Task description: Find each line with the word "прокладок" and copy it.

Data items
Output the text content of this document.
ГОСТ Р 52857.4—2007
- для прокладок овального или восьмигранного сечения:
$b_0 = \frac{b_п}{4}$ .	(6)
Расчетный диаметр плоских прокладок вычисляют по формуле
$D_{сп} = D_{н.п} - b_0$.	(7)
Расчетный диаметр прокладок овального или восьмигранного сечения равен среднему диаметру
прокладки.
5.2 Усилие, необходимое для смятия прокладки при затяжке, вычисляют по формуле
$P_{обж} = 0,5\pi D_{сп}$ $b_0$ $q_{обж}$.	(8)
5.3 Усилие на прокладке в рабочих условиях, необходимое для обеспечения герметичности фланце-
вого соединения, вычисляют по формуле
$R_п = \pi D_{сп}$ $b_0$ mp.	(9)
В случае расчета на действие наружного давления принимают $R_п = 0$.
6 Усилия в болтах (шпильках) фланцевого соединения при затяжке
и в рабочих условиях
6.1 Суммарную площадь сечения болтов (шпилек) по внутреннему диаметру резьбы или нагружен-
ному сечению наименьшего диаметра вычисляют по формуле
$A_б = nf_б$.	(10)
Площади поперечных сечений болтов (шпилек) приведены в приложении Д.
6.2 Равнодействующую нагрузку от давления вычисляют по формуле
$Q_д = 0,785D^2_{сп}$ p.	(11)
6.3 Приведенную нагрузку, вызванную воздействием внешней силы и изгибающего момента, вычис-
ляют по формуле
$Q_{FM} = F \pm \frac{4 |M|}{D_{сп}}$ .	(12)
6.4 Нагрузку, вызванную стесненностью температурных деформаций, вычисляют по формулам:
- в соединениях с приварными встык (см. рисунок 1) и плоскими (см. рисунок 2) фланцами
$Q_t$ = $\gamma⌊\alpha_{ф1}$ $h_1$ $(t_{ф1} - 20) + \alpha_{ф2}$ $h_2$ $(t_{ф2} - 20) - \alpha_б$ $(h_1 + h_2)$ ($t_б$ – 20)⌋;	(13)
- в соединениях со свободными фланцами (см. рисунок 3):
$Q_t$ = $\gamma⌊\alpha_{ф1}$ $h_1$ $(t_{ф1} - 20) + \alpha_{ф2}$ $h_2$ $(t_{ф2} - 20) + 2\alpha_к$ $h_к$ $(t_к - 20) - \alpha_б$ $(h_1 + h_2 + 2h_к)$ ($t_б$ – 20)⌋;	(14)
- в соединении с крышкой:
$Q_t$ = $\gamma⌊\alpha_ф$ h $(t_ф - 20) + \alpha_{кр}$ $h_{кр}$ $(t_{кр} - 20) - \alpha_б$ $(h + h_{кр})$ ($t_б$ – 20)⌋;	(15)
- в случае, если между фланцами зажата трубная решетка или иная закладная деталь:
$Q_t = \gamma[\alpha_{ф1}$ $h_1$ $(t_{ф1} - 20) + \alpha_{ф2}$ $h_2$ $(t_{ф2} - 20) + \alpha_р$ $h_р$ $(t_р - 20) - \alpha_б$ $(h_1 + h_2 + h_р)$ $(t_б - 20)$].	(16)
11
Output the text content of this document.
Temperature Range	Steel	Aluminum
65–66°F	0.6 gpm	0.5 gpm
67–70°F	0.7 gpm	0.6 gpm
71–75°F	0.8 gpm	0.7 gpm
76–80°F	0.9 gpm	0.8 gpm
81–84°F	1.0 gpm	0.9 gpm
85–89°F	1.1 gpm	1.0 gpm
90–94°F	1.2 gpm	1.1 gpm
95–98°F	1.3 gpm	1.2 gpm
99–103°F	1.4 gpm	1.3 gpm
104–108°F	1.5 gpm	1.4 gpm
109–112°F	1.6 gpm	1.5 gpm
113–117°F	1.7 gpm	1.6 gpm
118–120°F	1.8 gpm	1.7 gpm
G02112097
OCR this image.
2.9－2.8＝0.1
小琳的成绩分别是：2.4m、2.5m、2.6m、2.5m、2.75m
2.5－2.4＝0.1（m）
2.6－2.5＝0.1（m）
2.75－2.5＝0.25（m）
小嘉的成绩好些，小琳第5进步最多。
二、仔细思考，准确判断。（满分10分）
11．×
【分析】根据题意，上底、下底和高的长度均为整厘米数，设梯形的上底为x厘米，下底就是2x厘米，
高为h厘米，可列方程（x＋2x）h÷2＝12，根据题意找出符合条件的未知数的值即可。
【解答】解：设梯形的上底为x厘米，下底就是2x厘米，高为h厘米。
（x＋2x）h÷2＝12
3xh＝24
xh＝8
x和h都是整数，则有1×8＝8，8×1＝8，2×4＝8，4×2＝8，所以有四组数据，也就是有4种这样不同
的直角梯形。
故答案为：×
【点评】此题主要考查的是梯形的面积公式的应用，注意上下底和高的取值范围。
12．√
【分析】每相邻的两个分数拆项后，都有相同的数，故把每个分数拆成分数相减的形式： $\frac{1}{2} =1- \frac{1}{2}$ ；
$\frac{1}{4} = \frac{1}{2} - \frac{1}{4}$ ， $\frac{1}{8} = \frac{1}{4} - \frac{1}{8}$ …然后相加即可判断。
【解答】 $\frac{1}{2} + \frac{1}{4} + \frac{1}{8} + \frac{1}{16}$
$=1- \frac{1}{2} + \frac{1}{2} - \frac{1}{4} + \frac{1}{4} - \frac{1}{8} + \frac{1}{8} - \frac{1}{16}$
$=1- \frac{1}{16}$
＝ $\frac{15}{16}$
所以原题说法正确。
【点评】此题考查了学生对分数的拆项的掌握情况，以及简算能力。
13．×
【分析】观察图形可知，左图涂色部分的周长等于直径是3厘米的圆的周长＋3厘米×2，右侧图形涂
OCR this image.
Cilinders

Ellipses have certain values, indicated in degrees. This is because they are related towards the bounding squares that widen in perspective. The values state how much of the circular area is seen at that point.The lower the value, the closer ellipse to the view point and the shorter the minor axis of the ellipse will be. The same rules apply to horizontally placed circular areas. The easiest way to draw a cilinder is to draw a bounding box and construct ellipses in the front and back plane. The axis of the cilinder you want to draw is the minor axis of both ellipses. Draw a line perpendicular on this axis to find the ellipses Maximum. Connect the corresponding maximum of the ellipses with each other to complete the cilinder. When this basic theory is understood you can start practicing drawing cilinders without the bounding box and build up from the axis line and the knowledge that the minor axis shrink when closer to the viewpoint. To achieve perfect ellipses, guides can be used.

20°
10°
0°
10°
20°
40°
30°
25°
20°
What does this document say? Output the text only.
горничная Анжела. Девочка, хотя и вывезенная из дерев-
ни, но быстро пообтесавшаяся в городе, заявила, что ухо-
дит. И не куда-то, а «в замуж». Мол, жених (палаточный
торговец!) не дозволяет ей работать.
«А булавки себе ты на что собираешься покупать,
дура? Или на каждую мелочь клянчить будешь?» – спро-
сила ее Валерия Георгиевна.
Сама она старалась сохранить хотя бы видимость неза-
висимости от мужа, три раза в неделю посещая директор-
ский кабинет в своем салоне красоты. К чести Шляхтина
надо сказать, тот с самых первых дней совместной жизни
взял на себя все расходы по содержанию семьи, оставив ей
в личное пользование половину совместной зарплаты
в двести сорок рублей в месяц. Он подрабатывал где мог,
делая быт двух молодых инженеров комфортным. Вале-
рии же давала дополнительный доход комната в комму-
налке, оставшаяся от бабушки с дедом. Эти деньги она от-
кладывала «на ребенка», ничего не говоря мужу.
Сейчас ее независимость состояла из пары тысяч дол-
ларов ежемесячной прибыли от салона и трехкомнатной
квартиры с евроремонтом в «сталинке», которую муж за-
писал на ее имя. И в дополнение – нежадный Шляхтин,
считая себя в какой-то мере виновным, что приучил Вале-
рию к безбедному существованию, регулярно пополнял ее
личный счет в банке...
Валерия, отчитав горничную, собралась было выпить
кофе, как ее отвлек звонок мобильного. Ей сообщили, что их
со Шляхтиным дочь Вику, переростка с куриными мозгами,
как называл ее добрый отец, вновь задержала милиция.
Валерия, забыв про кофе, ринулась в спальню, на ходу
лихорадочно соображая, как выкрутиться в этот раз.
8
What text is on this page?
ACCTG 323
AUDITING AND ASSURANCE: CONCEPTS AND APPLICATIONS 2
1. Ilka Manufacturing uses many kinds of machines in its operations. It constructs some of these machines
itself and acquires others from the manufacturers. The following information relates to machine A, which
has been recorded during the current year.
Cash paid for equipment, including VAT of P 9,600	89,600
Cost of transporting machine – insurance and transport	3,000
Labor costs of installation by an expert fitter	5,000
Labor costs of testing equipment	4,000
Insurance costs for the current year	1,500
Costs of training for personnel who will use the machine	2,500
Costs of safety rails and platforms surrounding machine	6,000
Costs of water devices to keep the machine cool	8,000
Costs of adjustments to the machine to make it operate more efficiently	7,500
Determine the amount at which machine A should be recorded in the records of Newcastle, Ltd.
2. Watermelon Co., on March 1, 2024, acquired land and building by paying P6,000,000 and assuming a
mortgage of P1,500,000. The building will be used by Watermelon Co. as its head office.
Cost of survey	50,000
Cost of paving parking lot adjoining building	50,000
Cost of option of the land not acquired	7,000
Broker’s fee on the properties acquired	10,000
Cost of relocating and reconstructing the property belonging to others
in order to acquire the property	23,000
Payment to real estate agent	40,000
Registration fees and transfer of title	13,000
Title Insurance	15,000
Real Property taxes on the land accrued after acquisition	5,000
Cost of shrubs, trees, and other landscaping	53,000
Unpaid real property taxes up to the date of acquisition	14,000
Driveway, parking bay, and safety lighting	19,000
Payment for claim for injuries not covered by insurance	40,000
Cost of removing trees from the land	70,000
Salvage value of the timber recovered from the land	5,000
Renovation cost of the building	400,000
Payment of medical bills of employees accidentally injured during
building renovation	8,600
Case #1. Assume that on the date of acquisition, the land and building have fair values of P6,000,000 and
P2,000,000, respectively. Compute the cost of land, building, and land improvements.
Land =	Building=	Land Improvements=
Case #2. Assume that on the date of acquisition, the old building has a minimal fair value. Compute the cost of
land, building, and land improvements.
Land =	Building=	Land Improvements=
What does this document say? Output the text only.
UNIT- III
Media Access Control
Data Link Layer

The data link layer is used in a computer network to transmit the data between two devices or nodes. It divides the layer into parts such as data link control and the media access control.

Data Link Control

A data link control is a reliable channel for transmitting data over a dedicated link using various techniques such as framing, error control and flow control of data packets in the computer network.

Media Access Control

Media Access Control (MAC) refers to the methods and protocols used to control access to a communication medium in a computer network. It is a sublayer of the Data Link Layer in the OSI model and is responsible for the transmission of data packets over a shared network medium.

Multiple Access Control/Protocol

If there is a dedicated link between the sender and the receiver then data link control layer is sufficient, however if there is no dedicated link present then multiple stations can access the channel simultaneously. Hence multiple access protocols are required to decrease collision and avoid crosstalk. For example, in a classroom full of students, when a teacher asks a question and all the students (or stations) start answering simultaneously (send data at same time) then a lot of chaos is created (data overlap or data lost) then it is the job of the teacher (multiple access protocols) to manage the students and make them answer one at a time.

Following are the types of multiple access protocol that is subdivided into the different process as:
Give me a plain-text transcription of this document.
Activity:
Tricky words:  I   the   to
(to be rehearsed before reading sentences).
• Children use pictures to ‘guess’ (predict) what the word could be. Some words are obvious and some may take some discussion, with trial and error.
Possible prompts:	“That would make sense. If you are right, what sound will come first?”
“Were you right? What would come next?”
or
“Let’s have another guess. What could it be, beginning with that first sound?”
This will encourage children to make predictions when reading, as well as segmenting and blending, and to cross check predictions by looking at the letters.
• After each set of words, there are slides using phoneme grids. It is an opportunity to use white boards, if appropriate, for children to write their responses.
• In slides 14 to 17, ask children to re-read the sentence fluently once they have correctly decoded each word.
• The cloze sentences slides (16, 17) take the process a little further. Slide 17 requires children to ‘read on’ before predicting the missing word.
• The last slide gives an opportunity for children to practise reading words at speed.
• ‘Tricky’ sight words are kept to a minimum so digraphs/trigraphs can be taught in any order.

Answer to the problem:
- для прокладок овального или восьмигранного сечения:
Расчетный диаметр плоских прокладок вычисляют по формуле
Расчетный диаметр прокладок овального или восьмигранного сечения равен среднему диаметру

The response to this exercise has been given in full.